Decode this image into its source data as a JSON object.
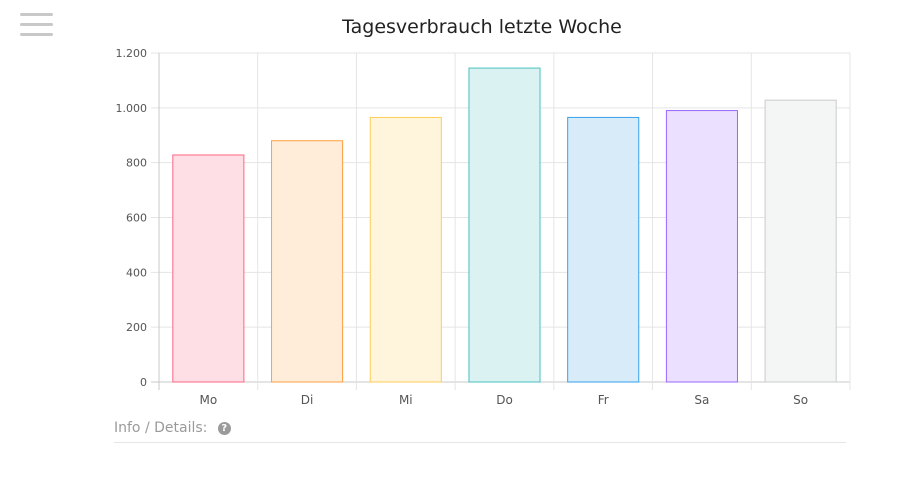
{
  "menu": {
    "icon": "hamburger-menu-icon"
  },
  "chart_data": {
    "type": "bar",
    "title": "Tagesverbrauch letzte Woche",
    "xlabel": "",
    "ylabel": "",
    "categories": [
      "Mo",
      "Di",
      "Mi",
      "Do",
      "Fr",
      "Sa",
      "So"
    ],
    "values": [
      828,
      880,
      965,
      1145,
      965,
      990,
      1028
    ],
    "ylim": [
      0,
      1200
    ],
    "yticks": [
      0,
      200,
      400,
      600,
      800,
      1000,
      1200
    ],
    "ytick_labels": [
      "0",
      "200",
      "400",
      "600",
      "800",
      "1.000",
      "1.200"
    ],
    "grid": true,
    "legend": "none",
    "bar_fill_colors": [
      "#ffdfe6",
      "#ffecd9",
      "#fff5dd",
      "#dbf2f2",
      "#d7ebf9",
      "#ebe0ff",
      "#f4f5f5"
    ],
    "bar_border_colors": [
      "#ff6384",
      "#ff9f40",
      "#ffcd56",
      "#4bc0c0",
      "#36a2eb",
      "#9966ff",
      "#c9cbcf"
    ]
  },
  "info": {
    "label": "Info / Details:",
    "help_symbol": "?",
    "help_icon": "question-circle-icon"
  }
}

...

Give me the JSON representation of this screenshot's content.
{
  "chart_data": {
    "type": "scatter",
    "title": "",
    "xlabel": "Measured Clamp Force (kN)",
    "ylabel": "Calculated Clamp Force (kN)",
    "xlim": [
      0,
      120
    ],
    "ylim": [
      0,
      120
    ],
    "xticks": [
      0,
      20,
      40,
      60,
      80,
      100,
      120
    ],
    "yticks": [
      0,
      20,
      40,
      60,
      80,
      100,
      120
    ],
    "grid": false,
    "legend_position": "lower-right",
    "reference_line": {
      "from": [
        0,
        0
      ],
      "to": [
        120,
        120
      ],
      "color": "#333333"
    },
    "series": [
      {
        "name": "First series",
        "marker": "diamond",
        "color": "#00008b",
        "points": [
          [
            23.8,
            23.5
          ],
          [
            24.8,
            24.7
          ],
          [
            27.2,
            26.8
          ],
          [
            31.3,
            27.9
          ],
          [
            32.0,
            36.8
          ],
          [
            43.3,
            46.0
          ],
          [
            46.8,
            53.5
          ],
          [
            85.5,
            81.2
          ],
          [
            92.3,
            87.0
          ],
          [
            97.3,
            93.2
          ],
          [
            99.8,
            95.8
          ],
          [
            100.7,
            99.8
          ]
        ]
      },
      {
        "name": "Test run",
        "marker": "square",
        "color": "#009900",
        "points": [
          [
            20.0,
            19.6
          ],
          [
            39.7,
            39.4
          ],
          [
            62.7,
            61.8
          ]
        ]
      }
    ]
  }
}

The request: Scan the records above for the string "JSON", then report every line that contains it.

Result for this exercise:
Decode this image into its source data as a JSON object.
Give me the JSON representation of this screenshot's content.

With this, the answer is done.